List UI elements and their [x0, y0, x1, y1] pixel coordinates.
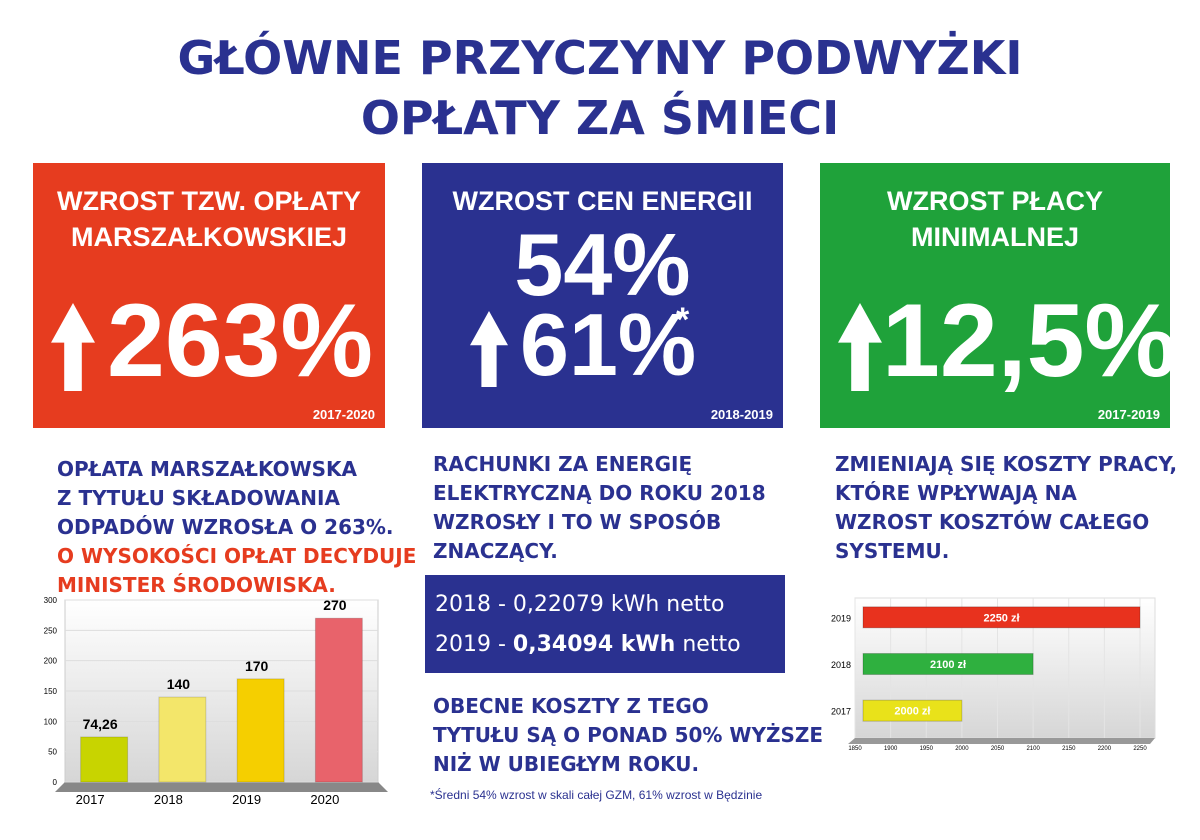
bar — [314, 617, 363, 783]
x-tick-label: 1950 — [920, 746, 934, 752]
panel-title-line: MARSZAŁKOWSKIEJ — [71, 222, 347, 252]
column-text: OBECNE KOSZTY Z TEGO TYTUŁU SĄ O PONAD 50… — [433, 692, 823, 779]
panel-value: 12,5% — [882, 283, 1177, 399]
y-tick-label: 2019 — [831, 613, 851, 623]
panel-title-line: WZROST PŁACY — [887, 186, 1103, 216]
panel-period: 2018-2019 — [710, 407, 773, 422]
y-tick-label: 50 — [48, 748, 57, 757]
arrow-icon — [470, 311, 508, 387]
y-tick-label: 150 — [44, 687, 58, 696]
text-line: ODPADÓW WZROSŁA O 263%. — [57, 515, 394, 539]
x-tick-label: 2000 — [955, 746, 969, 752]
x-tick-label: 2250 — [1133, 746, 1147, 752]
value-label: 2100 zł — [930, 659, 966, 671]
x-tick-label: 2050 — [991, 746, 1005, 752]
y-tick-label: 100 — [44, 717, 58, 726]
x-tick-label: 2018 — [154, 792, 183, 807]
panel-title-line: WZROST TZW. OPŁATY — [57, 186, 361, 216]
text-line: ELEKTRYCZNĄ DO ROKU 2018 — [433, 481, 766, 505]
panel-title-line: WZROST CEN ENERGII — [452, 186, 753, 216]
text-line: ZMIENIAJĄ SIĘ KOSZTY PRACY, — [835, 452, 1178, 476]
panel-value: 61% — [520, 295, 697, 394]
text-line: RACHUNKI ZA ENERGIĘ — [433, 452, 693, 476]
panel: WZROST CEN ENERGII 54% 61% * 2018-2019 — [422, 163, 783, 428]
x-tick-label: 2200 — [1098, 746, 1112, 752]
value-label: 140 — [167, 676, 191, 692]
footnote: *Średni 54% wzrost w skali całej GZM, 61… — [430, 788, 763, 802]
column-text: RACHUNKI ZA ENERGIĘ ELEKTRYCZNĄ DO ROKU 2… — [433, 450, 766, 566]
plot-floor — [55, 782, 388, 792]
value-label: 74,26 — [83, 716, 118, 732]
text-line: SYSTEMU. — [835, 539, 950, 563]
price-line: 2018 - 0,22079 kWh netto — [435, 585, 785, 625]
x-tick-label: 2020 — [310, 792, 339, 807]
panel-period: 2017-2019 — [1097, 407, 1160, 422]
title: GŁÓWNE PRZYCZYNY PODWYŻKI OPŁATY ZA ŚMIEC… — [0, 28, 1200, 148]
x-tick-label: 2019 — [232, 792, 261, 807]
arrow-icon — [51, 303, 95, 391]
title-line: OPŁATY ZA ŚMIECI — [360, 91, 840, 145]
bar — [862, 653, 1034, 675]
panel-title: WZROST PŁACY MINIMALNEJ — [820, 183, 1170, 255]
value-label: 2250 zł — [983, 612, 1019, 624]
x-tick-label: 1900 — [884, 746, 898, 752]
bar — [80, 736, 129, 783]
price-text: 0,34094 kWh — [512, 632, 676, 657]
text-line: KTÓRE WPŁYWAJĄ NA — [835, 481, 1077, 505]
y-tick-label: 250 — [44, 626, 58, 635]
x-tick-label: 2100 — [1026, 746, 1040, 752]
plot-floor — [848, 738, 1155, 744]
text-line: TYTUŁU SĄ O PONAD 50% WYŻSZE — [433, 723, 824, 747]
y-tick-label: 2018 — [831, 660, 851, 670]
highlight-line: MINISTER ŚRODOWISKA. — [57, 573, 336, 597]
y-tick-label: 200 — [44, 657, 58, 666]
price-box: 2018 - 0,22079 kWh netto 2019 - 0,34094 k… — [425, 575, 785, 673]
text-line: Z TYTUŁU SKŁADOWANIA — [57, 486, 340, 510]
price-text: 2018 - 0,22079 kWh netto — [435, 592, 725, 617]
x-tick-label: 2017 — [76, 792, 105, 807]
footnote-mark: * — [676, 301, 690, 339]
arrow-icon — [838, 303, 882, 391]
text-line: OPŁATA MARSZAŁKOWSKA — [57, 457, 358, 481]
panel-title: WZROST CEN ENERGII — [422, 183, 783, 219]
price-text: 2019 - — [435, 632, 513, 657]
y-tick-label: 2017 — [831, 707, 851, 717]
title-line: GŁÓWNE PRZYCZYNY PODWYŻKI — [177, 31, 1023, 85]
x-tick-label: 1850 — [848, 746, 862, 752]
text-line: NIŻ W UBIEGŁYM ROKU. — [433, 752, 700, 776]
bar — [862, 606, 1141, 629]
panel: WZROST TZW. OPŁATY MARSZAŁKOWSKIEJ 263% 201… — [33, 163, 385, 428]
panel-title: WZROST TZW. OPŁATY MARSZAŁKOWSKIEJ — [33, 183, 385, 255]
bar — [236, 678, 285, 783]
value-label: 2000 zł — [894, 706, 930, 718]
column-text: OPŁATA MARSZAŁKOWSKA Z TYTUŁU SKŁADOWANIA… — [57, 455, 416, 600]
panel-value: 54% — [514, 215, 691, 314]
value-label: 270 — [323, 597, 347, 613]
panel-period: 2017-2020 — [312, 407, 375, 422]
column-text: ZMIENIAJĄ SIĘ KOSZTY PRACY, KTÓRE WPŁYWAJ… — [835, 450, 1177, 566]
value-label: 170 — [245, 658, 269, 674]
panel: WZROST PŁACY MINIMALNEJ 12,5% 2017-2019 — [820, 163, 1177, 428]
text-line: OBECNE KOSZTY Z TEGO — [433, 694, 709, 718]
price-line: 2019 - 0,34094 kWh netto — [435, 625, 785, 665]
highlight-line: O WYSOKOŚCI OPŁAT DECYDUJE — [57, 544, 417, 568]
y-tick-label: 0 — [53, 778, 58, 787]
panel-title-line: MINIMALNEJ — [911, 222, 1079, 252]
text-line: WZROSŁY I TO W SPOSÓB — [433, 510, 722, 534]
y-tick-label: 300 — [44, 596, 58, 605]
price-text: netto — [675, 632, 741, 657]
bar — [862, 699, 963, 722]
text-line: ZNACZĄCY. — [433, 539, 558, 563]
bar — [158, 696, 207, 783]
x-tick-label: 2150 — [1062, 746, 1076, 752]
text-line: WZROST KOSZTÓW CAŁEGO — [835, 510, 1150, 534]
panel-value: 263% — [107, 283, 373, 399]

◆ ◆ ◆ ◆

EXERCISE PROMPT — Rewrite the entries above with every "x-tick-label" changed to "x-axis-label" and everything else kept the same, leaving out the pictures.

REPLY —
List UI elements and their [x0, y0, x1, y1] pixel coordinates.
bar — [314, 617, 363, 783]
x-axis-label: 1950 — [920, 746, 934, 752]
panel-title-line: MARSZAŁKOWSKIEJ — [71, 222, 347, 252]
column-text: OBECNE KOSZTY Z TEGO TYTUŁU SĄ O PONAD 50… — [433, 692, 823, 779]
panel-value: 12,5% — [882, 283, 1177, 399]
y-tick-label: 2019 — [831, 613, 851, 623]
panel-title-line: WZROST PŁACY — [887, 186, 1103, 216]
panel-period: 2018-2019 — [710, 407, 773, 422]
y-tick-label: 50 — [48, 748, 57, 757]
arrow-icon — [470, 311, 508, 387]
y-tick-label: 150 — [44, 687, 58, 696]
text-line: ODPADÓW WZROSŁA O 263%. — [57, 515, 394, 539]
x-axis-label: 2000 — [955, 746, 969, 752]
x-axis-label: 2250 — [1133, 746, 1147, 752]
value-label: 2100 zł — [930, 659, 966, 671]
x-axis-label: 2050 — [991, 746, 1005, 752]
y-tick-label: 100 — [44, 717, 58, 726]
x-axis-label: 2018 — [154, 792, 183, 807]
panel-title-line: WZROST TZW. OPŁATY — [57, 186, 361, 216]
text-line: ELEKTRYCZNĄ DO ROKU 2018 — [433, 481, 766, 505]
panel-title-line: WZROST CEN ENERGII — [452, 186, 753, 216]
text-line: ZMIENIAJĄ SIĘ KOSZTY PRACY, — [835, 452, 1178, 476]
panel-value: 61% — [520, 295, 697, 394]
text-line: RACHUNKI ZA ENERGIĘ — [433, 452, 693, 476]
panel: WZROST CEN ENERGII 54% 61% * 2018-2019 — [422, 163, 783, 428]
x-axis-label: 2200 — [1098, 746, 1112, 752]
value-label: 140 — [167, 676, 191, 692]
footnote: *Średni 54% wzrost w skali całej GZM, 61… — [430, 788, 763, 802]
column-text: RACHUNKI ZA ENERGIĘ ELEKTRYCZNĄ DO ROKU 2… — [433, 450, 766, 566]
plot-floor — [55, 782, 388, 792]
value-label: 74,26 — [83, 716, 118, 732]
text-line: SYSTEMU. — [835, 539, 950, 563]
price-line: 2018 - 0,22079 kWh netto — [435, 585, 785, 625]
x-axis-label: 2020 — [310, 792, 339, 807]
panel-period: 2017-2019 — [1097, 407, 1160, 422]
title: GŁÓWNE PRZYCZYNY PODWYŻKI OPŁATY ZA ŚMIEC… — [0, 28, 1200, 148]
x-axis-label: 2019 — [232, 792, 261, 807]
arrow-icon — [51, 303, 95, 391]
title-line: OPŁATY ZA ŚMIECI — [360, 91, 840, 145]
bar — [862, 653, 1034, 675]
panel-title: WZROST PŁACY MINIMALNEJ — [820, 183, 1170, 255]
value-label: 2250 zł — [983, 612, 1019, 624]
x-axis-label: 1900 — [884, 746, 898, 752]
bar — [80, 736, 129, 783]
price-text: 0,34094 kWh — [512, 632, 676, 657]
text-line: KTÓRE WPŁYWAJĄ NA — [835, 481, 1077, 505]
y-tick-label: 250 — [44, 626, 58, 635]
x-axis-label: 2100 — [1026, 746, 1040, 752]
plot-floor — [848, 738, 1155, 744]
text-line: TYTUŁU SĄ O PONAD 50% WYŻSZE — [433, 723, 824, 747]
y-tick-label: 2018 — [831, 660, 851, 670]
highlight-line: MINISTER ŚRODOWISKA. — [57, 573, 336, 597]
y-tick-label: 200 — [44, 657, 58, 666]
price-box: 2018 - 0,22079 kWh netto 2019 - 0,34094 k… — [425, 575, 785, 673]
text-line: Z TYTUŁU SKŁADOWANIA — [57, 486, 340, 510]
price-text: 2018 - 0,22079 kWh netto — [435, 592, 725, 617]
x-axis-label: 2017 — [76, 792, 105, 807]
footnote-mark: * — [676, 301, 690, 339]
arrow-icon — [838, 303, 882, 391]
text-line: OPŁATA MARSZAŁKOWSKA — [57, 457, 358, 481]
panel-title: WZROST CEN ENERGII — [422, 183, 783, 219]
price-text: 2019 - — [435, 632, 513, 657]
y-tick-label: 2017 — [831, 707, 851, 717]
title-line: GŁÓWNE PRZYCZYNY PODWYŻKI — [177, 31, 1023, 85]
x-axis-label: 1850 — [848, 746, 862, 752]
text-line: NIŻ W UBIEGŁYM ROKU. — [433, 752, 700, 776]
bar — [862, 606, 1141, 629]
panel: WZROST TZW. OPŁATY MARSZAŁKOWSKIEJ 263% 201… — [33, 163, 385, 428]
panel-title: WZROST TZW. OPŁATY MARSZAŁKOWSKIEJ — [33, 183, 385, 255]
bar — [236, 678, 285, 783]
value-label: 2000 zł — [894, 706, 930, 718]
column-text: OPŁATA MARSZAŁKOWSKA Z TYTUŁU SKŁADOWANIA… — [57, 455, 416, 600]
panel-value: 54% — [514, 215, 691, 314]
value-label: 270 — [323, 597, 347, 613]
panel-period: 2017-2020 — [312, 407, 375, 422]
column-text: ZMIENIAJĄ SIĘ KOSZTY PRACY, KTÓRE WPŁYWAJ… — [835, 450, 1177, 566]
value-label: 170 — [245, 658, 269, 674]
panel: WZROST PŁACY MINIMALNEJ 12,5% 2017-2019 — [820, 163, 1177, 428]
text-line: OBECNE KOSZTY Z TEGO — [433, 694, 709, 718]
price-line: 2019 - 0,34094 kWh netto — [435, 625, 785, 665]
highlight-line: O WYSOKOŚCI OPŁAT DECYDUJE — [57, 544, 417, 568]
y-tick-label: 0 — [53, 778, 58, 787]
panel-title-line: MINIMALNEJ — [911, 222, 1079, 252]
text-line: WZROSŁY I TO W SPOSÓB — [433, 510, 722, 534]
y-tick-label: 300 — [44, 596, 58, 605]
price-text: netto — [675, 632, 741, 657]
bar — [862, 699, 963, 722]
text-line: ZNACZĄCY. — [433, 539, 558, 563]
bar — [158, 696, 207, 783]
x-axis-label: 2150 — [1062, 746, 1076, 752]
text-line: WZROST KOSZTÓW CAŁEGO — [835, 510, 1150, 534]
panel-value: 263% — [107, 283, 373, 399]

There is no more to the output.